Dataset records on visual material
########

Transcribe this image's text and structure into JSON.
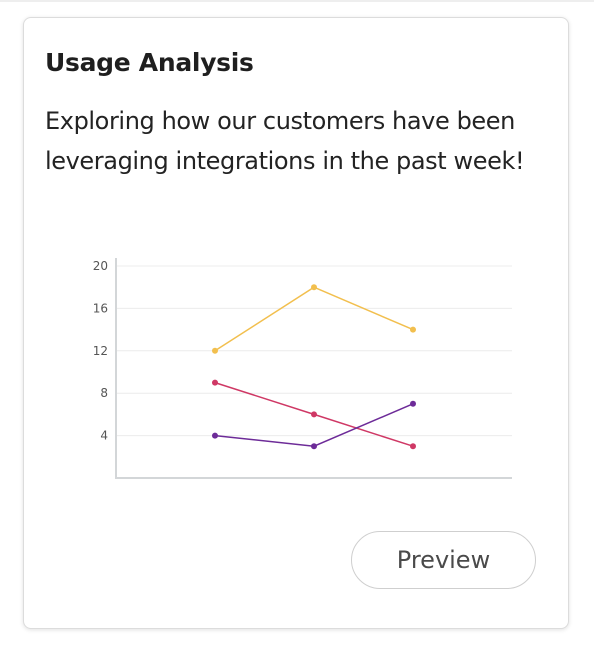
{
  "card": {
    "title": "Usage Analysis",
    "description": "Exploring how our customers have been leveraging integrations in the past week!"
  },
  "chart_data": {
    "type": "line",
    "title": "",
    "xlabel": "",
    "ylabel": "",
    "x": [
      1,
      2,
      3
    ],
    "xlim": [
      0,
      4
    ],
    "ylim": [
      0,
      20
    ],
    "yticks": [
      4,
      8,
      12,
      16,
      20
    ],
    "grid": true,
    "legend": "none",
    "series": [
      {
        "values": [
          12,
          18,
          14
        ],
        "color": "#f2bf4e"
      },
      {
        "values": [
          9,
          6,
          3
        ],
        "color": "#cf3865"
      },
      {
        "values": [
          4,
          3,
          7
        ],
        "color": "#6d2b98"
      }
    ]
  },
  "actions": {
    "preview_label": "Preview"
  }
}
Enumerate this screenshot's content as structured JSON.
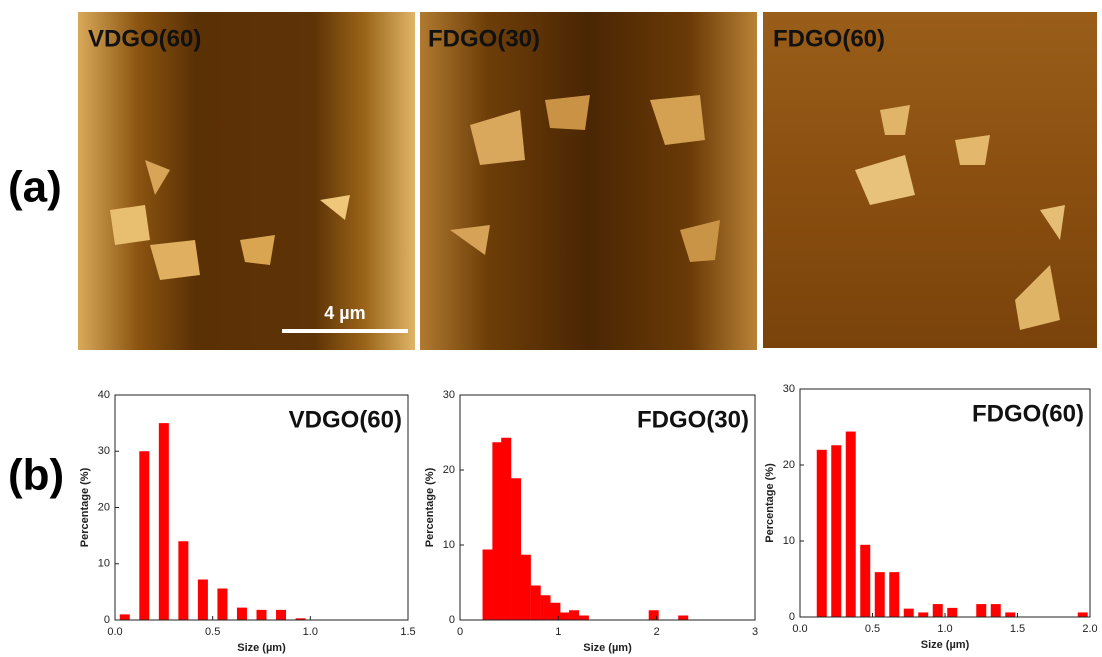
{
  "panel_labels": [
    "(a)",
    "(b)"
  ],
  "images": [
    {
      "label": "VDGO(60)"
    },
    {
      "label": "FDGO(30)"
    },
    {
      "label": "FDGO(60)"
    }
  ],
  "scale_bar": "4 µm",
  "chart_data": [
    {
      "type": "bar",
      "title": "VDGO(60)",
      "x_label": "Size (µm)",
      "y_label": "Percentage (%)",
      "color": "#ff0000",
      "x": [
        0.05,
        0.15,
        0.25,
        0.35,
        0.45,
        0.55,
        0.65,
        0.75,
        0.85,
        0.95
      ],
      "values": [
        1,
        30,
        35,
        14,
        7.2,
        5.6,
        2.2,
        1.8,
        1.8,
        0.3
      ],
      "xlim": [
        0,
        1.5
      ],
      "xticks": [
        {
          "value": 0,
          "label": "0.0"
        },
        0.5,
        {
          "value": 1,
          "label": "1.0"
        },
        1.5
      ],
      "ylim": [
        0,
        40
      ],
      "yticks": [
        0,
        10,
        20,
        30,
        40
      ]
    },
    {
      "type": "bar",
      "title": "FDGO(30)",
      "x_label": "Size (µm)",
      "y_label": "Percentage (%)",
      "color": "#ff0000",
      "x": [
        0.28,
        0.38,
        0.47,
        0.57,
        0.67,
        0.77,
        0.87,
        0.97,
        1.06,
        1.16,
        1.26,
        1.97,
        2.27
      ],
      "values": [
        9.4,
        23.7,
        24.3,
        18.9,
        8.7,
        4.6,
        3.3,
        2.3,
        1.0,
        1.3,
        0.6,
        1.3,
        0.6
      ],
      "xlim": [
        0,
        3
      ],
      "xticks": [
        0,
        1,
        2,
        3
      ],
      "ylim": [
        0,
        30
      ],
      "yticks": [
        0,
        10,
        20,
        30
      ]
    },
    {
      "type": "bar",
      "title": "FDGO(60)",
      "x_label": "Size (µm)",
      "y_label": "Percentage (%)",
      "color": "#ff0000",
      "x": [
        0.15,
        0.25,
        0.35,
        0.45,
        0.55,
        0.65,
        0.75,
        0.85,
        0.95,
        1.05,
        1.25,
        1.35,
        1.45,
        1.95
      ],
      "values": [
        22,
        22.6,
        24.4,
        9.5,
        5.9,
        5.9,
        1.1,
        0.6,
        1.7,
        1.2,
        1.7,
        1.7,
        0.6,
        0.6
      ],
      "xlim": [
        0,
        2
      ],
      "xticks": [
        {
          "value": 0,
          "label": "0.0"
        },
        0.5,
        {
          "value": 1,
          "label": "1.0"
        },
        1.5,
        {
          "value": 2,
          "label": "2.0"
        }
      ],
      "ylim": [
        0,
        30
      ],
      "yticks": [
        0,
        10,
        20,
        30
      ]
    }
  ]
}
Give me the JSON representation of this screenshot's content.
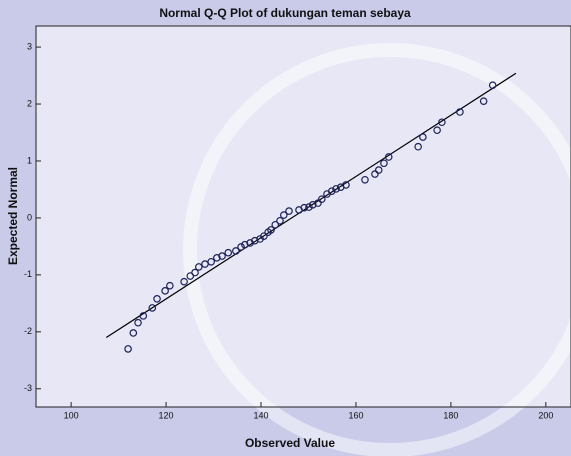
{
  "chart_data": {
    "type": "scatter",
    "title": "Normal Q-Q Plot of dukungan teman sebaya",
    "x_label": "Observed Value",
    "y_label": "Expected Normal",
    "x": [
      112,
      113.1,
      114.1,
      115.2,
      117.1,
      118.1,
      119.8,
      120.8,
      123.8,
      125.1,
      126.1,
      126.9,
      128.2,
      129.5,
      130.7,
      131.8,
      133.1,
      134.7,
      135.8,
      136.6,
      137.7,
      138.7,
      139.8,
      140.6,
      141.5,
      142.1,
      143.0,
      144.0,
      144.8,
      145.9,
      148.0,
      149.1,
      150.1,
      150.9,
      152.0,
      152.8,
      153.9,
      154.9,
      155.8,
      156.8,
      157.9,
      161.9,
      164.0,
      164.8,
      165.9,
      166.9,
      173.1,
      174.1,
      177.1,
      178.1,
      181.9,
      186.9,
      188.8
    ],
    "values": [
      -2.3,
      -2.02,
      -1.84,
      -1.72,
      -1.58,
      -1.42,
      -1.28,
      -1.19,
      -1.12,
      -1.02,
      -0.96,
      -0.86,
      -0.81,
      -0.77,
      -0.7,
      -0.67,
      -0.61,
      -0.58,
      -0.51,
      -0.47,
      -0.44,
      -0.4,
      -0.37,
      -0.32,
      -0.25,
      -0.21,
      -0.12,
      -0.05,
      0.05,
      0.12,
      0.14,
      0.18,
      0.19,
      0.23,
      0.26,
      0.33,
      0.42,
      0.47,
      0.51,
      0.54,
      0.58,
      0.67,
      0.77,
      0.84,
      0.96,
      1.07,
      1.25,
      1.42,
      1.54,
      1.68,
      1.86,
      2.05,
      2.33
    ],
    "color": "#1c2157",
    "reference_line": {
      "x": [
        107.4,
        193.7
      ],
      "y": [
        -2.1,
        2.54
      ],
      "color": "#000000"
    },
    "xlim": [
      92.6,
      205.3
    ],
    "ylim": [
      -3.32,
      3.37
    ],
    "xticks": [
      100,
      120,
      140,
      160,
      180,
      200
    ],
    "yticks": [
      3,
      2,
      1,
      0,
      -1,
      -2,
      -3
    ]
  }
}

########

What this task involves
Locate all lines in the listing above with the word "color". Copy them.

Final result
        "color": "#f2bf4e"
        "color": "#cf3865"
        "color": "#6d2b98"
      "color": "#ff0000",
      "color": "#ff0000",
      "color": "#ff0000",
    "color": "#1c2157",
      "color": "#000000"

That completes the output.